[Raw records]
:::

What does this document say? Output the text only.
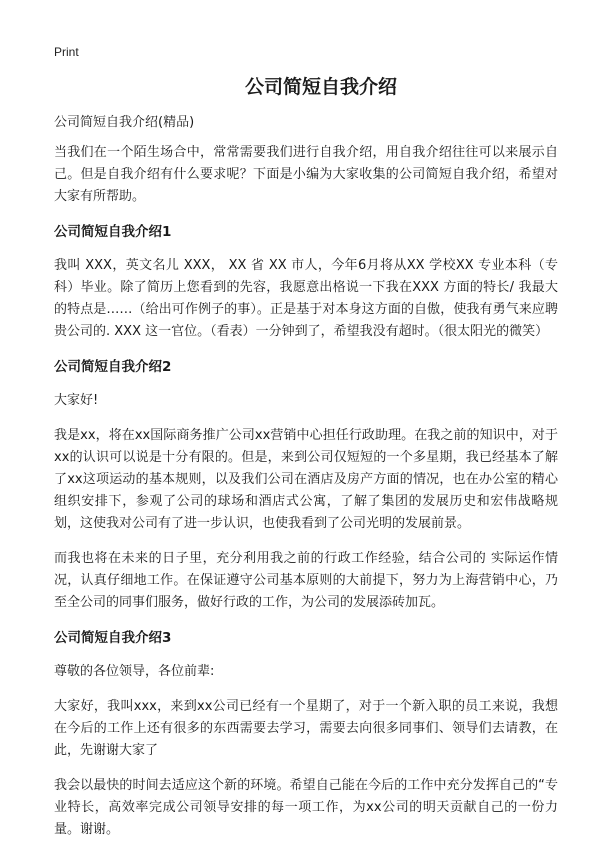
Print
公司简短自我介绍

公司简短自我介绍(精品)

当我们在一个陌生场合中，常常需要我们进行自我介绍，用自我介绍往往可以来展示自己。但是自我介绍有什么要求呢？下面是小编为大家收集的公司简短自我介绍，希望对大家有所帮助。

公司简短自我介绍1

我叫 XXX，英文名儿 XXX， XX 省 XX 市人，今年6月将从XX 学校XX 专业本科（专科）毕业。除了简历上您看到的先容，我愿意出格说一下我在XXX 方面的特长/ 我最大的特点是……（给出可作例子的事）。正是基于对本身这方面的自傲，使我有勇气来应聘贵公司的. XXX 这一官位。（看表）一分钟到了，希望我没有超时。（很太阳光的微笑）

公司简短自我介绍2

大家好!

我是xx，将在xx国际商务推广公司xx营销中心担任行政助理。在我之前的知识中，对于xx的认识可以说是十分有限的。但是，来到公司仅短短的一个多星期，我已经基本了解了xx这项运动的基本规则，以及我们公司在酒店及房产方面的情况，也在办公室的精心组织安排下，参观了公司的球场和酒店式公寓，了解了集团的发展历史和宏伟战略规划，这使我对公司有了进一步认识，也使我看到了公司光明的发展前景。

而我也将在未来的日子里，充分利用我之前的行政工作经验，结合公司的 实际运作情况，认真仔细地工作。在保证遵守公司基本原则的大前提下，努力为上海营销中心，乃至全公司的同事们服务，做好行政的工作，为公司的发展添砖加瓦。

公司简短自我介绍3

尊敬的各位领导，各位前辈:

大家好，我叫xxx，来到xx公司已经有一个星期了，对于一个新入职的员工来说，我想在今后的工作上还有很多的东西需要去学习，需要去向很多同事们、领导们去请教，在此，先谢谢大家了

我会以最快的时间去适应这个新的环境。希望自己能在今后的工作中充分发挥自己的“专业特长，高效率完成公司领导安排的每一项工作，为xx公司的明天贡献自己的一份力量。谢谢。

:::

=== TASK OBJECTIVE ===
Write out all the entries again, word for word, and print no images.

=== ANSWER TO THE EXERCISE ===
What does this document say? Output the text only.
Print
公司简短自我介绍

公司简短自我介绍(精品)

当我们在一个陌生场合中，常常需要我们进行自我介绍，用自我介绍往往可以来展示自己。但是自我介绍有什么要求呢？下面是小编为大家收集的公司简短自我介绍，希望对大家有所帮助。

公司简短自我介绍1

我叫 XXX，英文名儿 XXX， XX 省 XX 市人，今年6月将从XX 学校XX 专业本科（专科）毕业。除了简历上您看到的先容，我愿意出格说一下我在XXX 方面的特长/ 我最大的特点是……（给出可作例子的事）。正是基于对本身这方面的自傲，使我有勇气来应聘贵公司的. XXX 这一官位。（看表）一分钟到了，希望我没有超时。（很太阳光的微笑）

公司简短自我介绍2

大家好!

我是xx，将在xx国际商务推广公司xx营销中心担任行政助理。在我之前的知识中，对于xx的认识可以说是十分有限的。但是，来到公司仅短短的一个多星期，我已经基本了解了xx这项运动的基本规则，以及我们公司在酒店及房产方面的情况，也在办公室的精心组织安排下，参观了公司的球场和酒店式公寓，了解了集团的发展历史和宏伟战略规划，这使我对公司有了进一步认识，也使我看到了公司光明的发展前景。

而我也将在未来的日子里，充分利用我之前的行政工作经验，结合公司的 实际运作情况，认真仔细地工作。在保证遵守公司基本原则的大前提下，努力为上海营销中心，乃至全公司的同事们服务，做好行政的工作，为公司的发展添砖加瓦。

公司简短自我介绍3

尊敬的各位领导，各位前辈:

大家好，我叫xxx，来到xx公司已经有一个星期了，对于一个新入职的员工来说，我想在今后的工作上还有很多的东西需要去学习，需要去向很多同事们、领导们去请教，在此，先谢谢大家了

我会以最快的时间去适应这个新的环境。希望自己能在今后的工作中充分发挥自己的“专业特长，高效率完成公司领导安排的每一项工作，为xx公司的明天贡献自己的一份力量。谢谢。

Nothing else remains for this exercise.